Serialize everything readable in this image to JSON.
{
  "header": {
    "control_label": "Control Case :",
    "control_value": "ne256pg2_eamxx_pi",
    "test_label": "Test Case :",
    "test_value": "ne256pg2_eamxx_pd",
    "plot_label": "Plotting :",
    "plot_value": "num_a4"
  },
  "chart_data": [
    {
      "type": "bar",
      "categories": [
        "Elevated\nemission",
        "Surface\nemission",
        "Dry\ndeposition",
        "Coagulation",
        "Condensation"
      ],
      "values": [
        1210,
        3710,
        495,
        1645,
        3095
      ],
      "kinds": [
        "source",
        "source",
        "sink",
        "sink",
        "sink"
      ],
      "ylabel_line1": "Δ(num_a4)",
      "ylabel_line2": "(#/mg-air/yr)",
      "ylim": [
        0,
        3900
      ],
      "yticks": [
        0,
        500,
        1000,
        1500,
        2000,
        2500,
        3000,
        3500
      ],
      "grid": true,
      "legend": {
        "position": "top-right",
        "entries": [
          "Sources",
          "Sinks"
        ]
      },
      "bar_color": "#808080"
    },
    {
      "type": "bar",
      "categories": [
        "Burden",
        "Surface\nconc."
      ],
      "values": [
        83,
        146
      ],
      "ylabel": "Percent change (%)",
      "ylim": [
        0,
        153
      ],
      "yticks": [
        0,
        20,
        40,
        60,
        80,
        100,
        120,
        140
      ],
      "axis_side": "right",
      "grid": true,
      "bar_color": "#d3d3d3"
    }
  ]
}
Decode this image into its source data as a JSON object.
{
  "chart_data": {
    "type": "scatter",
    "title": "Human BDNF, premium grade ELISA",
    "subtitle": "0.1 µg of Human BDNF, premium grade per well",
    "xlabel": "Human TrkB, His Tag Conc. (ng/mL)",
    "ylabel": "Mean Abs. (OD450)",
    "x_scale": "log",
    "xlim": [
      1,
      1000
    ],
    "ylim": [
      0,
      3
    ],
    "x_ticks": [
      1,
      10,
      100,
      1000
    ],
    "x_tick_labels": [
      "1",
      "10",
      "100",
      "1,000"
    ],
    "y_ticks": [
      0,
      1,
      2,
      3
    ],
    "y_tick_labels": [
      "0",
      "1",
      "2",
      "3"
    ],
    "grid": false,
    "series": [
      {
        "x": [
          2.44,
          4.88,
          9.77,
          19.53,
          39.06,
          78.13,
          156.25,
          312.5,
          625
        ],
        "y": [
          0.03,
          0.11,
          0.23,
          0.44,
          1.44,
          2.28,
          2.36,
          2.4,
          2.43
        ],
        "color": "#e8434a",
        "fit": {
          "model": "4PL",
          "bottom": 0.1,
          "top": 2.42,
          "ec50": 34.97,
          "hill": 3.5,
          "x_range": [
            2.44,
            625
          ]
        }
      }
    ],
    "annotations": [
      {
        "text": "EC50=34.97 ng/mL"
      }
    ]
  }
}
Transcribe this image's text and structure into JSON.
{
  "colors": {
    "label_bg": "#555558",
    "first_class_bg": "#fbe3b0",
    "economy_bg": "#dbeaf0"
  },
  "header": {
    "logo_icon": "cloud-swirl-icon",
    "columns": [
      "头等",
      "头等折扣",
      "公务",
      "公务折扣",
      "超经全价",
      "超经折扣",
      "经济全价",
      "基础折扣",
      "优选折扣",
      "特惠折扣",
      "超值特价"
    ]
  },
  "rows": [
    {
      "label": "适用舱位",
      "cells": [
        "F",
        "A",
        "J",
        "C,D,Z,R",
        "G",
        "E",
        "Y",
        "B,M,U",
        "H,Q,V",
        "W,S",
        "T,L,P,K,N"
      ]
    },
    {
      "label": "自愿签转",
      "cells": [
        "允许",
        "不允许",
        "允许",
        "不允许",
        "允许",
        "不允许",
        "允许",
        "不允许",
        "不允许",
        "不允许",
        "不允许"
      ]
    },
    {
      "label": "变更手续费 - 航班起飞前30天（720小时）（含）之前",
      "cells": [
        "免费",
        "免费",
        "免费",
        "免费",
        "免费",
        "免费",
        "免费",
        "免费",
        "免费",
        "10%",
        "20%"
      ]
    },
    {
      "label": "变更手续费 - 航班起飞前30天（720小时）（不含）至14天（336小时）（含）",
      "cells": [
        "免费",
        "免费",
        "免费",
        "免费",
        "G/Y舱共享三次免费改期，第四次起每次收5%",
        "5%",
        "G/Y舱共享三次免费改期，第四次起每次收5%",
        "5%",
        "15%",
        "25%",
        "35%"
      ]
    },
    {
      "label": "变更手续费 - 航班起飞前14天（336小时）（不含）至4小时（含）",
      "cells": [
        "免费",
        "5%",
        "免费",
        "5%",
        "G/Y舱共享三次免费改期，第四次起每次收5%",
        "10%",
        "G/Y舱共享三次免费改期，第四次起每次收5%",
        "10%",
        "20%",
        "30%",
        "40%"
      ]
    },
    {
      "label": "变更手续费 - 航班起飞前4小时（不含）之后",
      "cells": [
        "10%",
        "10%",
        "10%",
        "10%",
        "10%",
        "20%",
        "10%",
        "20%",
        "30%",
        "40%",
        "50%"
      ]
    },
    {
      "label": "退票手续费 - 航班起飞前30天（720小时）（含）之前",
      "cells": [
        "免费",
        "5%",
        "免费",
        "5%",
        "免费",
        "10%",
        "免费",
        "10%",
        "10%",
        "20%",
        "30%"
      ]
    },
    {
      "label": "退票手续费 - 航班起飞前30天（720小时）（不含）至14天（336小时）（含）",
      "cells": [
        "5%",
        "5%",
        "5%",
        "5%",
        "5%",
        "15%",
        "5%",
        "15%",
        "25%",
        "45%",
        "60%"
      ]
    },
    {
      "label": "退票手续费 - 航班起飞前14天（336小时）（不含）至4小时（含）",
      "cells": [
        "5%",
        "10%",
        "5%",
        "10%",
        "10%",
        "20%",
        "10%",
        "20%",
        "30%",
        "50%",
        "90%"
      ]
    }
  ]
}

Problem requirements: The string "text" may appear in lines of the listing above; tally those lines and give the number only.

Output: 2